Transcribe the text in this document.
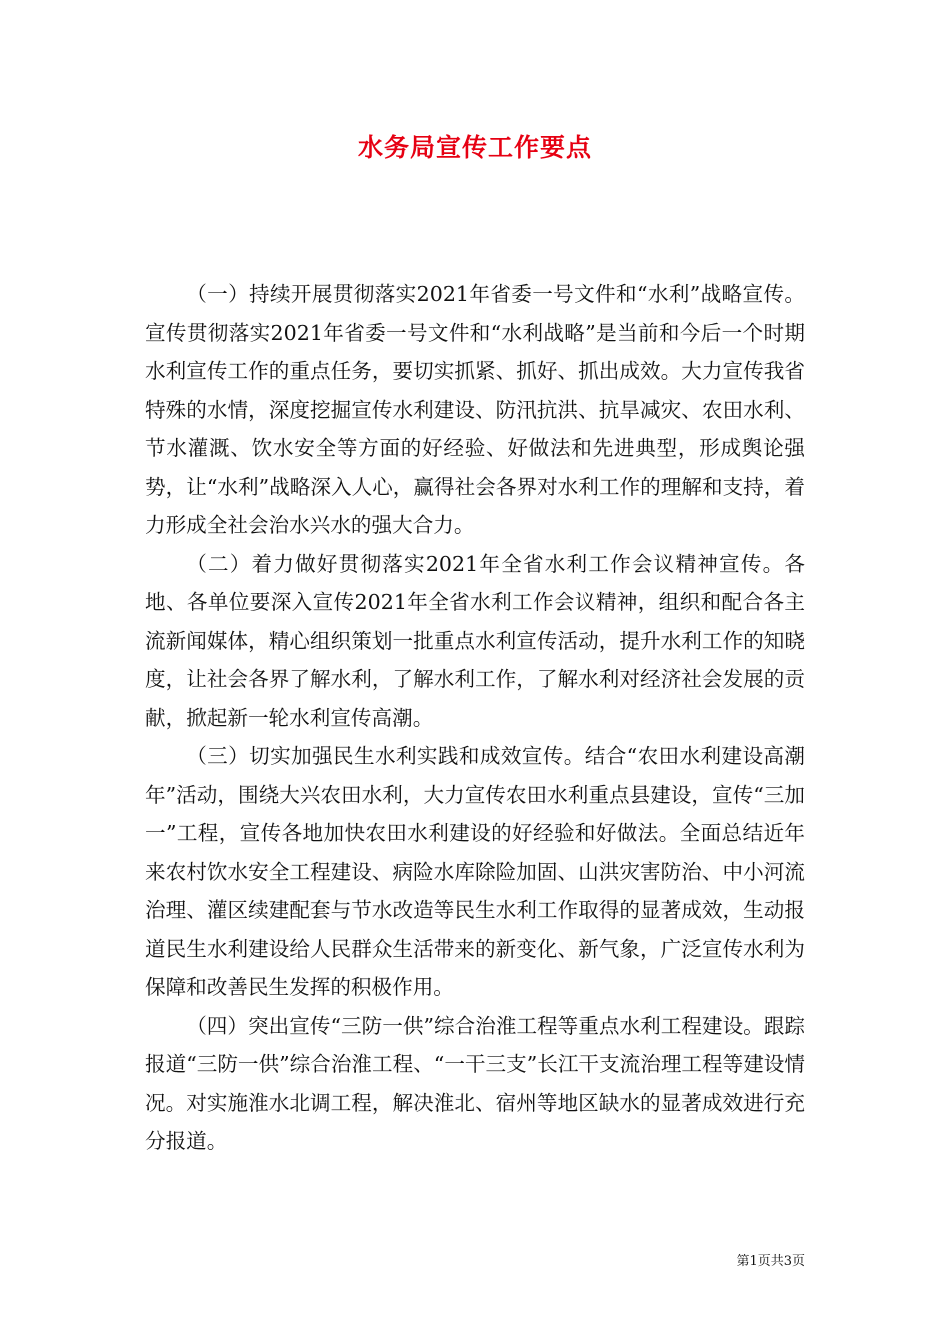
水务局宣传工作要点

（一）持续开展贯彻落实2021年省委一号文件和“水利”战略宣传。宣传贯彻落实2021年省委一号文件和“水利战略”是当前和今后一个时期水利宣传工作的重点任务，要切实抓紧、抓好、抓出成效。大力宣传我省特殊的水情，深度挖掘宣传水利建设、防汛抗洪、抗旱减灾、农田水利、节水灌溉、饮水安全等方面的好经验、好做法和先进典型，形成舆论强势，让“水利”战略深入人心，赢得社会各界对水利工作的理解和支持，着力形成全社会治水兴水的强大合力。

（二）着力做好贯彻落实2021年全省水利工作会议精神宣传。各地、各单位要深入宣传2021年全省水利工作会议精神，组织和配合各主流新闻媒体，精心组织策划一批重点水利宣传活动，提升水利工作的知晓度，让社会各界了解水利，了解水利工作，了解水利对经济社会发展的贡献，掀起新一轮水利宣传高潮。

（三）切实加强民生水利实践和成效宣传。结合“农田水利建设高潮年”活动，围绕大兴农田水利，大力宣传农田水利重点县建设，宣传“三加一”工程，宣传各地加快农田水利建设的好经验和好做法。全面总结近年来农村饮水安全工程建设、病险水库除险加固、山洪灾害防治、中小河流治理、灌区续建配套与节水改造等民生水利工作取得的显著成效，生动报道民生水利建设给人民群众生活带来的新变化、新气象，广泛宣传水利为保障和改善民生发挥的积极作用。

（四）突出宣传“三防一供”综合治淮工程等重点水利工程建设。跟踪报道“三防一供”综合治淮工程、“一干三支”长江干支流治理工程等建设情况。对实施淮水北调工程，解决淮北、宿州等地区缺水的显著成效进行充分报道。

第1页共3页
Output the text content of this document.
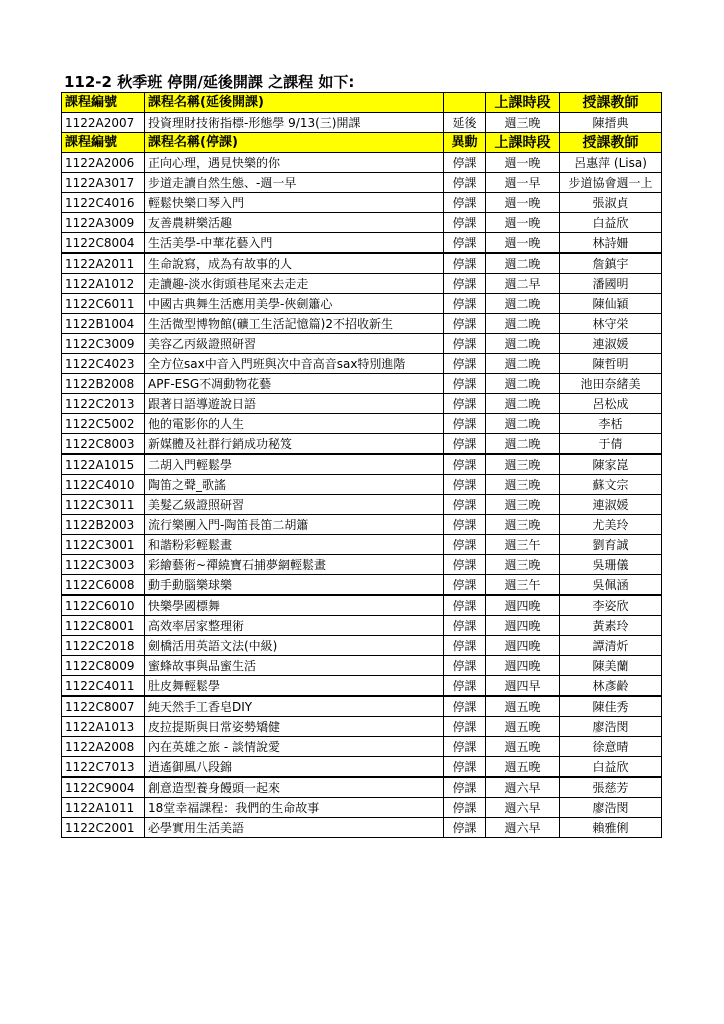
112-2 秋季班 停開/延後開課 之課程 如下:
課程編號	課程名稱(延後開課)		上課時段	授課教師
1122A2007	投資理財技術指標-形態學 9/13(三)開課	延後	週三晚	陳搢典
課程編號	課程名稱(停課)	異動	上課時段	授課教師
1122A2006	正向心理，遇見快樂的你	停課	週一晚	呂惠萍 (Lisa)
1122A3017	步道走讀自然生態、-週一早	停課	週一早	步道協會週一上
1122C4016	輕鬆快樂口琴入門	停課	週一晚	張淑貞
1122A3009	友善農耕樂活趣	停課	週一晚	白益欣
1122C8004	生活美學-中華花藝入門	停課	週一晚	林詩姍
1122A2011	生命說寫，成為有故事的人	停課	週二晚	詹鎮宇
1122A1012	走讀趣-淡水街頭巷尾來去走走	停課	週二早	潘國明
1122C6011	中國古典舞生活應用美學-俠劍簫心	停課	週二晚	陳仙穎
1122B1004	生活微型博物館(礦工生活記憶篇)2不招收新生	停課	週二晚	林守栄
1122C3009	美容乙丙級證照研習	停課	週二晚	連淑媛
1122C4023	全方位sax中音入門班與次中音高音sax特別進階	停課	週二晚	陳哲明
1122B2008	APF-ESG不凋動物花藝	停課	週二晚	池田奈緒美
1122C2013	跟著日語導遊說日語	停課	週二晚	呂松成
1122C5002	他的電影你的人生	停課	週二晚	李栝
1122C8003	新媒體及社群行銷成功秘笈	停課	週二晚	于倩
1122A1015	二胡入門輕鬆學	停課	週三晚	陳家崑
1122C4010	陶笛之聲_歌謠	停課	週三晚	蘇文宗
1122C3011	美髮乙級證照研習	停課	週三晚	連淑媛
1122B2003	流行樂團入門-陶笛長笛二胡簫	停課	週三晚	尤美玲
1122C3001	和諧粉彩輕鬆畫	停課	週三午	劉育誠
1122C3003	彩繪藝術~禪繞寶石捕夢網輕鬆畫	停課	週三晚	吳珊儀
1122C6008	動手動腦樂球樂	停課	週三午	吳佩涵
1122C6010	快樂學國標舞	停課	週四晚	李姿欣
1122C8001	高效率居家整理術	停課	週四晚	黃素玲
1122C2018	劍橋活用英語文法(中級)	停課	週四晚	譚清炘
1122C8009	蜜蜂故事與品蜜生活	停課	週四晚	陳美蘭
1122C4011	肚皮舞輕鬆學	停課	週四早	林彥齡
1122C8007	純天然手工香皂DIY	停課	週五晚	陳佳秀
1122A1013	皮拉提斯與日常姿勢矯健	停課	週五晚	廖浩閔
1122A2008	內在英雄之旅 - 談情說愛	停課	週五晚	徐意晴
1122C7013	逍遙御風八段錦	停課	週五晚	白益欣
1122C9004	創意造型養身饅頭一起來	停課	週六早	張慈芳
1122A1011	18堂幸福課程：我們的生命故事	停課	週六早	廖浩閔
1122C2001	必學實用生活美語	停課	週六早	賴雅俐
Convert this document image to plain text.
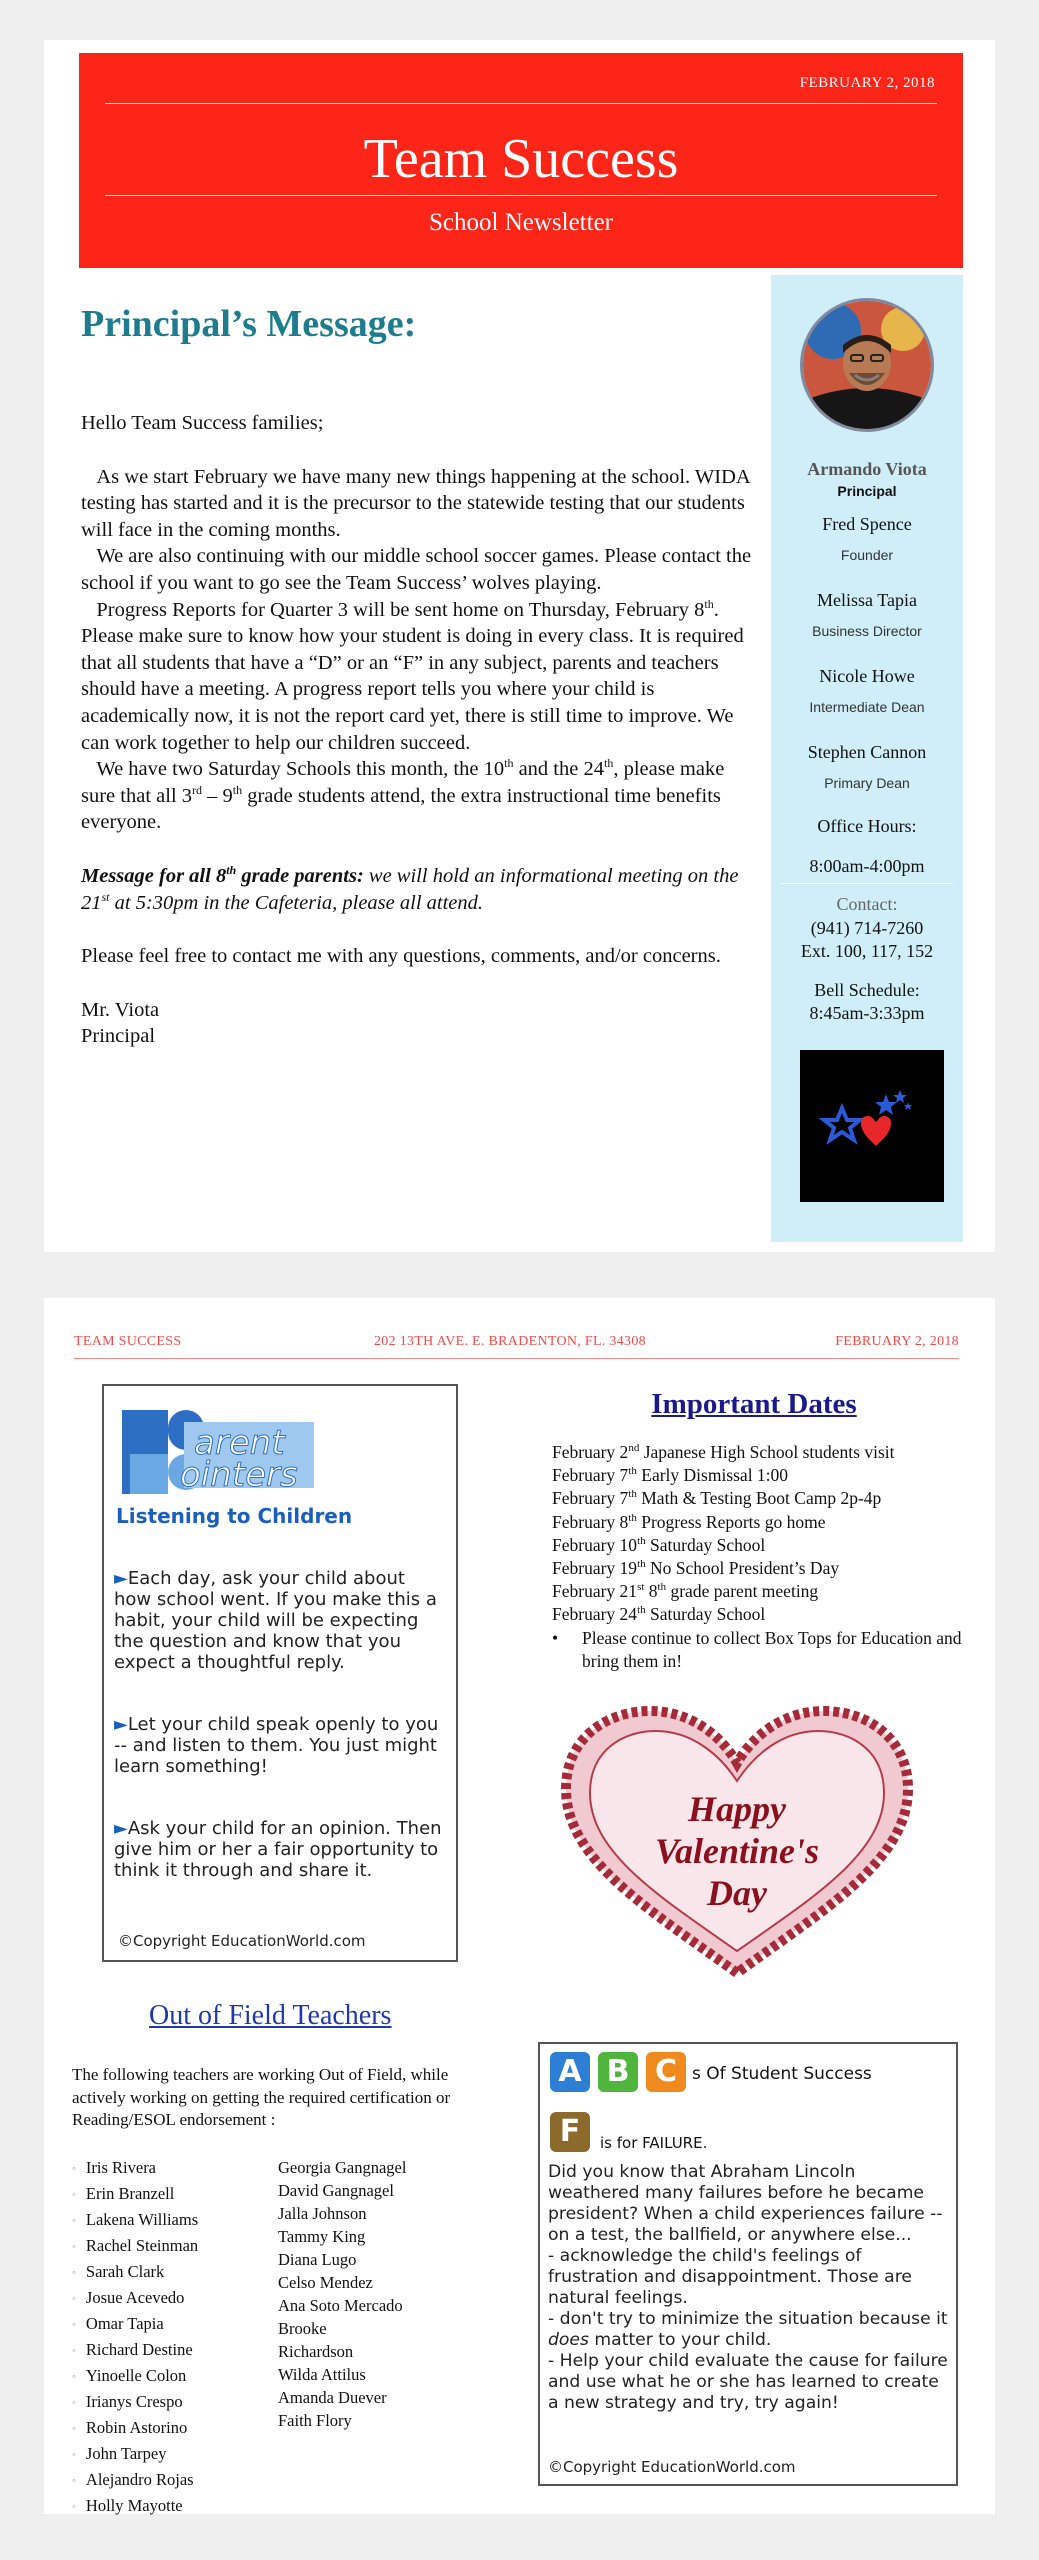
FEBRUARY 2, 2018
Team Success
School Newsletter
Principal’s Message:

Hello Team Success families;

As we start February we have many new things happening at the school. WIDA testing has started and it is the precursor to the statewide testing that our students will face in the coming months.

We are also continuing with our middle school soccer games. Please contact the school if you want to go see the Team Success’ wolves playing.

Progress Reports for Quarter 3 will be sent home on Thursday, February 8th. Please make sure to know how your student is doing in every class. It is required that all students that have a “D” or an “F” in any subject, parents and teachers should have a meeting. A progress report tells you where your child is academically now, it is not the report card yet, there is still time to improve. We can work together to help our children succeed.

We have two Saturday Schools this month, the 10th and the 24th, please make sure that all 3rd – 9th grade students attend, the extra instructional time benefits everyone.

Message for all 8th grade parents: we will hold an informational meeting on the 21st at 5:30pm in the Cafeteria, please all attend.

Please feel free to contact me with any questions, comments, and/or concerns.

Mr. Viota

Principal

Armando Viota
Principal
Fred Spence
Founder
Melissa Tapia
Business Director
Nicole Howe
Intermediate Dean
Stephen Cannon
Primary Dean
Office Hours:
8:00am-4:00pm
Contact:
(941) 714-7260
Ext. 100, 117, 152
Bell Schedule:
8:45am-3:33pm
TEAM SUCCESS	202 13TH AVE. E. BRADENTON, FL. 34308	FEBRUARY 2, 2018
arent
ointers
Listening to Children
►Each day, ask your child about how school went. If you make this a habit, your child will be expecting the question and know that you expect a thoughtful reply.
►Let your child speak openly to you -- and listen to them. You just might learn something!
►Ask your child for an opinion. Then give him or her a fair opportunity to think it through and share it.
©Copyright EducationWorld.com
Important Dates
February 2nd Japanese High School students visit
February 7th Early Dismissal 1:00
February 7th Math & Testing Boot Camp 2p-4p
February 8th Progress Reports go home
February 10th Saturday School
February 19th No School President’s Day
February 21st 8th grade parent meeting
February 24th Saturday School
•	Please continue to collect Box Tops for Education and bring them in!
Happy
Valentine's
Day
Out of Field Teachers
The following teachers are working Out of Field, while actively working on getting the required certification or Reading/ESOL endorsement :
◦ Iris Rivera
◦ Erin Branzell
◦ Lakena Williams
◦ Rachel Steinman
◦ Sarah Clark
◦ Josue Acevedo
◦ Omar Tapia
◦ Richard Destine
◦ Yinoelle Colon
◦ Irianys Crespo
◦ Robin Astorino
◦ John Tarpey
◦ Alejandro Rojas
◦ Holly Mayotte
Georgia Gangnagel
David Gangnagel
Jalla Johnson
Tammy King
Diana Lugo
Celso Mendez
Ana Soto Mercado
Brooke
Richardson
Wilda Attilus
Amanda Duever
Faith Flory
A B C s Of Student Success
F	is for FAILURE.
Did you know that Abraham Lincoln weathered many failures before he became president? When a child experiences failure -- on a test, the ballfield, or anywhere else...
- acknowledge the child's feelings of frustration and disappointment. Those are natural feelings.
- don't try to minimize the situation because it does matter to your child.
- Help your child evaluate the cause for failure and use what he or she has learned to create a new strategy and try, try again!
©Copyright EducationWorld.com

◆ ◆ ◆ ◆ ◆ ◆ ◆

- Your task:
Copy the records above exactly, omitting every picture.

- The response:
Transcribe the text in this document.
水务局宣传工作要点

（一）持续开展贯彻落实2021年省委一号文件和“水利”战略宣传。宣传贯彻落实2021年省委一号文件和“水利战略”是当前和今后一个时期水利宣传工作的重点任务，要切实抓紧、抓好、抓出成效。大力宣传我省特殊的水情，深度挖掘宣传水利建设、防汛抗洪、抗旱减灾、农田水利、节水灌溉、饮水安全等方面的好经验、好做法和先进典型，形成舆论强势，让“水利”战略深入人心，赢得社会各界对水利工作的理解和支持，着力形成全社会治水兴水的强大合力。

（二）着力做好贯彻落实2021年全省水利工作会议精神宣传。各地、各单位要深入宣传2021年全省水利工作会议精神，组织和配合各主流新闻媒体，精心组织策划一批重点水利宣传活动，提升水利工作的知晓度，让社会各界了解水利，了解水利工作，了解水利对经济社会发展的贡献，掀起新一轮水利宣传高潮。

（三）切实加强民生水利实践和成效宣传。结合“农田水利建设高潮年”活动，围绕大兴农田水利，大力宣传农田水利重点县建设，宣传“三加一”工程，宣传各地加快农田水利建设的好经验和好做法。全面总结近年来农村饮水安全工程建设、病险水库除险加固、山洪灾害防治、中小河流治理、灌区续建配套与节水改造等民生水利工作取得的显著成效，生动报道民生水利建设给人民群众生活带来的新变化、新气象，广泛宣传水利为保障和改善民生发挥的积极作用。

（四）突出宣传“三防一供”综合治淮工程等重点水利工程建设。跟踪报道“三防一供”综合治淮工程、“一干三支”长江干支流治理工程等建设情况。对实施淮水北调工程，解决淮北、宿州等地区缺水的显著成效进行充分报道。

第1页共3页
Output the text content of this document.
112-2 秋季班 停開/延後開課 之課程 如下:
課程編號	課程名稱(延後開課)		上課時段	授課教師
1122A2007	投資理財技術指標-形態學 9/13(三)開課	延後	週三晚	陳搢典
課程編號	課程名稱(停課)	異動	上課時段	授課教師
1122A2006	正向心理，遇見快樂的你	停課	週一晚	呂惠萍 (Lisa)
1122A3017	步道走讀自然生態、-週一早	停課	週一早	步道協會週一上
1122C4016	輕鬆快樂口琴入門	停課	週一晚	張淑貞
1122A3009	友善農耕樂活趣	停課	週一晚	白益欣
1122C8004	生活美學-中華花藝入門	停課	週一晚	林詩姍
1122A2011	生命說寫，成為有故事的人	停課	週二晚	詹鎮宇
1122A1012	走讀趣-淡水街頭巷尾來去走走	停課	週二早	潘國明
1122C6011	中國古典舞生活應用美學-俠劍簫心	停課	週二晚	陳仙穎
1122B1004	生活微型博物館(礦工生活記憶篇)2不招收新生	停課	週二晚	林守栄
1122C3009	美容乙丙級證照研習	停課	週二晚	連淑媛
1122C4023	全方位sax中音入門班與次中音高音sax特別進階	停課	週二晚	陳哲明
1122B2008	APF-ESG不凋動物花藝	停課	週二晚	池田奈緒美
1122C2013	跟著日語導遊說日語	停課	週二晚	呂松成
1122C5002	他的電影你的人生	停課	週二晚	李栝
1122C8003	新媒體及社群行銷成功秘笈	停課	週二晚	于倩
1122A1015	二胡入門輕鬆學	停課	週三晚	陳家崑
1122C4010	陶笛之聲_歌謠	停課	週三晚	蘇文宗
1122C3011	美髮乙級證照研習	停課	週三晚	連淑媛
1122B2003	流行樂團入門-陶笛長笛二胡簫	停課	週三晚	尤美玲
1122C3001	和諧粉彩輕鬆畫	停課	週三午	劉育誠
1122C3003	彩繪藝術~禪繞寶石捕夢網輕鬆畫	停課	週三晚	吳珊儀
1122C6008	動手動腦樂球樂	停課	週三午	吳佩涵
1122C6010	快樂學國標舞	停課	週四晚	李姿欣
1122C8001	高效率居家整理術	停課	週四晚	黃素玲
1122C2018	劍橋活用英語文法(中級)	停課	週四晚	譚清炘
1122C8009	蜜蜂故事與品蜜生活	停課	週四晚	陳美蘭
1122C4011	肚皮舞輕鬆學	停課	週四早	林彥齡
1122C8007	純天然手工香皂DIY	停課	週五晚	陳佳秀
1122A1013	皮拉提斯與日常姿勢矯健	停課	週五晚	廖浩閔
1122A2008	內在英雄之旅 - 談情說愛	停課	週五晚	徐意晴
1122C7013	逍遙御風八段錦	停課	週五晚	白益欣
1122C9004	創意造型養身饅頭一起來	停課	週六早	張慈芳
1122A1011	18堂幸福課程：我們的生命故事	停課	週六早	廖浩閔
1122C2001	必學實用生活美語	停課	週六早	賴雅俐
Convert this document image to plain text.
FEBRUARY 2, 2018
Team Success
School Newsletter
Principal’s Message:

Hello Team Success families;

As we start February we have many new things happening at the school. WIDA testing has started and it is the precursor to the statewide testing that our students will face in the coming months.

We are also continuing with our middle school soccer games. Please contact the school if you want to go see the Team Success’ wolves playing.

Progress Reports for Quarter 3 will be sent home on Thursday, February 8th. Please make sure to know how your student is doing in every class. It is required that all students that have a “D” or an “F” in any subject, parents and teachers should have a meeting. A progress report tells you where your child is academically now, it is not the report card yet, there is still time to improve. We can work together to help our children succeed.

We have two Saturday Schools this month, the 10th and the 24th, please make sure that all 3rd – 9th grade students attend, the extra instructional time benefits everyone.

Message for all 8th grade parents: we will hold an informational meeting on the 21st at 5:30pm in the Cafeteria, please all attend.

Please feel free to contact me with any questions, comments, and/or concerns.

Mr. Viota

Principal

Armando Viota
Principal
Fred Spence
Founder
Melissa Tapia
Business Director
Nicole Howe
Intermediate Dean
Stephen Cannon
Primary Dean
Office Hours:
8:00am-4:00pm
Contact:
(941) 714-7260
Ext. 100, 117, 152
Bell Schedule:
8:45am-3:33pm
TEAM SUCCESS	202 13TH AVE. E. BRADENTON, FL. 34308	FEBRUARY 2, 2018
arent
ointers
Listening to Children
►Each day, ask your child about how school went. If you make this a habit, your child will be expecting the question and know that you expect a thoughtful reply.
►Let your child speak openly to you -- and listen to them. You just might learn something!
►Ask your child for an opinion. Then give him or her a fair opportunity to think it through and share it.
©Copyright EducationWorld.com
Important Dates
February 2nd Japanese High School students visit
February 7th Early Dismissal 1:00
February 7th Math & Testing Boot Camp 2p-4p
February 8th Progress Reports go home
February 10th Saturday School
February 19th No School President’s Day
February 21st 8th grade parent meeting
February 24th Saturday School
•	Please continue to collect Box Tops for Education and bring them in!
Happy
Valentine's
Day
Out of Field Teachers
The following teachers are working Out of Field, while actively working on getting the required certification or Reading/ESOL endorsement :
◦ Iris Rivera
◦ Erin Branzell
◦ Lakena Williams
◦ Rachel Steinman
◦ Sarah Clark
◦ Josue Acevedo
◦ Omar Tapia
◦ Richard Destine
◦ Yinoelle Colon
◦ Irianys Crespo
◦ Robin Astorino
◦ John Tarpey
◦ Alejandro Rojas
◦ Holly Mayotte
Georgia Gangnagel
David Gangnagel
Jalla Johnson
Tammy King
Diana Lugo
Celso Mendez
Ana Soto Mercado
Brooke
Richardson
Wilda Attilus
Amanda Duever
Faith Flory
A B C s Of Student Success
F	is for FAILURE.
Did you know that Abraham Lincoln weathered many failures before he became president? When a child experiences failure -- on a test, the ballfield, or anywhere else...
- acknowledge the child's feelings of frustration and disappointment. Those are natural feelings.
- don't try to minimize the situation because it does matter to your child.
- Help your child evaluate the cause for failure and use what he or she has learned to create a new strategy and try, try again!
©Copyright EducationWorld.com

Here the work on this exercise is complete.